┌─ Supplied passage
Satellite Radio Gizmology

So Friday night I came home after a long day of running appliance service calls and Mrs. Samurai surprised me with an early Christmas present. Oh, take your mind out of the gutter! She bought me the new XM MyFi set (would it be too corny to say she bought me an XMas present? ok, nevermind). In case you’ve been too busy drinking Bud and watching Gilligan, XM is the largest of the two big subscription satellite radio services; the other is Sirius. I already subscribed to Sirius earlier this year and have been an acolyte at the altar of satellite radio ever since. As a dutiful American consumer, doing my part to power the economy by spending money on stuff I don’t really need, I adhere to the motto that, “More is better.” So now I subscribe to both satellite radio services!

Oh, I know what you’re thinking, “Well, Mr. Samurai money-bags, you must be getting rich doing appliance repair to be able to afford all that!” All what? The monthly subscription fee for XM is only $9.95 and Sirius is $12.95. Even combined, that’s a lot less than the typical cable TV monthly bill and since we don’t do TV in our house, that leaves lots of money left over for beer! What’s your next question?

“Ok, Mr. Smarty-pants Samurai, well, uhh, why’d your wife get you XM if you already had Sirius?”
└─
┌─ Given data
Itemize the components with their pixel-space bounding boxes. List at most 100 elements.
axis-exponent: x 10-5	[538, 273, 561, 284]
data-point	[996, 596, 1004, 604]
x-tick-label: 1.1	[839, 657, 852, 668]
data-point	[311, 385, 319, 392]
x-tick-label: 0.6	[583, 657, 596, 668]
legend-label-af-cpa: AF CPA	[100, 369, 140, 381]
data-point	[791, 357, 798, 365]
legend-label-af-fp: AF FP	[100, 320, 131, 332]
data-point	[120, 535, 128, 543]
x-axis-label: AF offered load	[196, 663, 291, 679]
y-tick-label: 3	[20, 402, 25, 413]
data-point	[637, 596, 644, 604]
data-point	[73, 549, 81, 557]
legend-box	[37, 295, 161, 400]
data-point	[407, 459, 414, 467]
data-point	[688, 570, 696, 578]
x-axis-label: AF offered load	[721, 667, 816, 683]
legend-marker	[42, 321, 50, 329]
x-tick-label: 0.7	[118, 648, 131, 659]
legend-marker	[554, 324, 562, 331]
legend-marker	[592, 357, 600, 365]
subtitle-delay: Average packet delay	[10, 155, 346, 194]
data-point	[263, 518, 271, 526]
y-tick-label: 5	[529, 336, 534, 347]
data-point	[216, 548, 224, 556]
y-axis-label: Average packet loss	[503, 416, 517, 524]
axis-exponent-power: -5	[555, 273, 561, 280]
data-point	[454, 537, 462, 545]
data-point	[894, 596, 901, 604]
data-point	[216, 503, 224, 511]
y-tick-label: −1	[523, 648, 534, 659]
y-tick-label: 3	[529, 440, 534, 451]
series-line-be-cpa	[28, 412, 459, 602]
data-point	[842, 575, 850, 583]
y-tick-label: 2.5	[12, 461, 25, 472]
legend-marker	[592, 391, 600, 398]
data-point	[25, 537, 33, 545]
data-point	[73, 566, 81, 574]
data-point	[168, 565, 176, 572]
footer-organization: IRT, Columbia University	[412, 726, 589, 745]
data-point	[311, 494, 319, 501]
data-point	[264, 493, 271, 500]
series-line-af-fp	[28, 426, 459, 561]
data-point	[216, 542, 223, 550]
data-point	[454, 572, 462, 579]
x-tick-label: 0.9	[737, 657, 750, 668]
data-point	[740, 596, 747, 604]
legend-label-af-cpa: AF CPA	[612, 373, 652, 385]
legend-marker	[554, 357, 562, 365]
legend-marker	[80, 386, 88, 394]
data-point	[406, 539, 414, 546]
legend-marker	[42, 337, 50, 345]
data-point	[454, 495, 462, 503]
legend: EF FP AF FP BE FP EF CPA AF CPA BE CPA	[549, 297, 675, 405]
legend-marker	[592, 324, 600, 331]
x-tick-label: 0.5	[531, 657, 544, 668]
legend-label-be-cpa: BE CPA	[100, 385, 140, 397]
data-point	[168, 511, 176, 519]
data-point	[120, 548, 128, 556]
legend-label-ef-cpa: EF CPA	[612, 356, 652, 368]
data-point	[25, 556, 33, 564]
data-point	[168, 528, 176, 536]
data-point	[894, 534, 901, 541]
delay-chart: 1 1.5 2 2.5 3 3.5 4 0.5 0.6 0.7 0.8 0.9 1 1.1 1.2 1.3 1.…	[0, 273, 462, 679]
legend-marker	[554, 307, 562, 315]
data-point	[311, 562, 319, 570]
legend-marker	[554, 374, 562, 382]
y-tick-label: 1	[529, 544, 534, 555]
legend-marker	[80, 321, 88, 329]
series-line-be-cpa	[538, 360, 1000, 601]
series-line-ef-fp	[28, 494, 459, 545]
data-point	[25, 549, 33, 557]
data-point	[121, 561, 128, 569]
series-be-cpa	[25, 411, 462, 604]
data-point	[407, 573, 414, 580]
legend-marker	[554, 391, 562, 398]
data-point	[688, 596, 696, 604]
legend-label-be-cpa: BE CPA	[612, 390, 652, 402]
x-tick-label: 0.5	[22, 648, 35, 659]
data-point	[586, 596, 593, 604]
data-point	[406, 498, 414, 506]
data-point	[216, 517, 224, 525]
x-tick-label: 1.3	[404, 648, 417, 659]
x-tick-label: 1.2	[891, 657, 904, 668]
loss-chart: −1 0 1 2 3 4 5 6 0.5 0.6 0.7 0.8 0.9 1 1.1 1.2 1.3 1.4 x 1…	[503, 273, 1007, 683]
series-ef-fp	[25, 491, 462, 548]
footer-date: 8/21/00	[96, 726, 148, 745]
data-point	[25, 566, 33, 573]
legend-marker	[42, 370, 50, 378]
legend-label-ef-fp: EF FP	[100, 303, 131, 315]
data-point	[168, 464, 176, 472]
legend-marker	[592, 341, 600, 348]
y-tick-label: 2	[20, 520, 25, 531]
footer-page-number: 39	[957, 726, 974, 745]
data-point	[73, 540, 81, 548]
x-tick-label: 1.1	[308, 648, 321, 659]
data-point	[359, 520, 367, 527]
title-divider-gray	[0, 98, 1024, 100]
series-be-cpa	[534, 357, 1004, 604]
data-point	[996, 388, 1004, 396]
└─
*Your task*: Continue the post about satellite radio from its last line, the question asking why his wife got him XM.

*Response to the exercise*:
Good question, thanks for asking. It really came down to the hardware rather than the programming. The programming between each service is very similar: dozens of commercial-free, CD-quality music channels, and dozens of news and talk channels including all the usual suspects such as Faux News, Communist News Network (CNN), Bloomberg Bidness News, C-Span, and BBC.

In my much sought-after opinion, which I’ll give you here for free, Sirius has a slightly better news lineup. XM has a slightly better talk lineup. For example, XM carries three of my favorite radio shows: The World-Famous Phil Hendrie Show, The Rollye James Show, and Coast to Coast AM. Both carry my favorite investment show, MoneyTalk.

The music lineup of XM and Sirius are very similar. The main difference is that Sirius has unique DJ personalities, some of whom are very entertaining, whereas XM runs its music channels largely on autopilot. Some audiogeeks claim they can hear a difference in the music quality. Depending on who you talk to, some say XM sounds better while others say Sirius sounds better. I can’t tell a difference–they’re both CD-quality sound and any differences in sound quality is probably more a function of your audio equipment rather than the satellite service.

But my dear wife saw me drooling over the sexy new XM MyFi rig. The appeal with this hot little gizmo is that it’s small, portable, and includes everything you need to listen to XM at home, in your vehicle, or while walking. I’ve read some cheesedorks whining about the $350 price tag but this is nothing more than naive petulance from the “gimme something for nothing” crowd. Look at all the equipment that’s included with the MyFi package, along with the receiver (shown above):

I’ve spent at least that much on the various docking stations and other equipment so I could listen to Sirius in my bedroom (I like to drift off to sleep while listening to the radio), my downstairs workstation, and my service van.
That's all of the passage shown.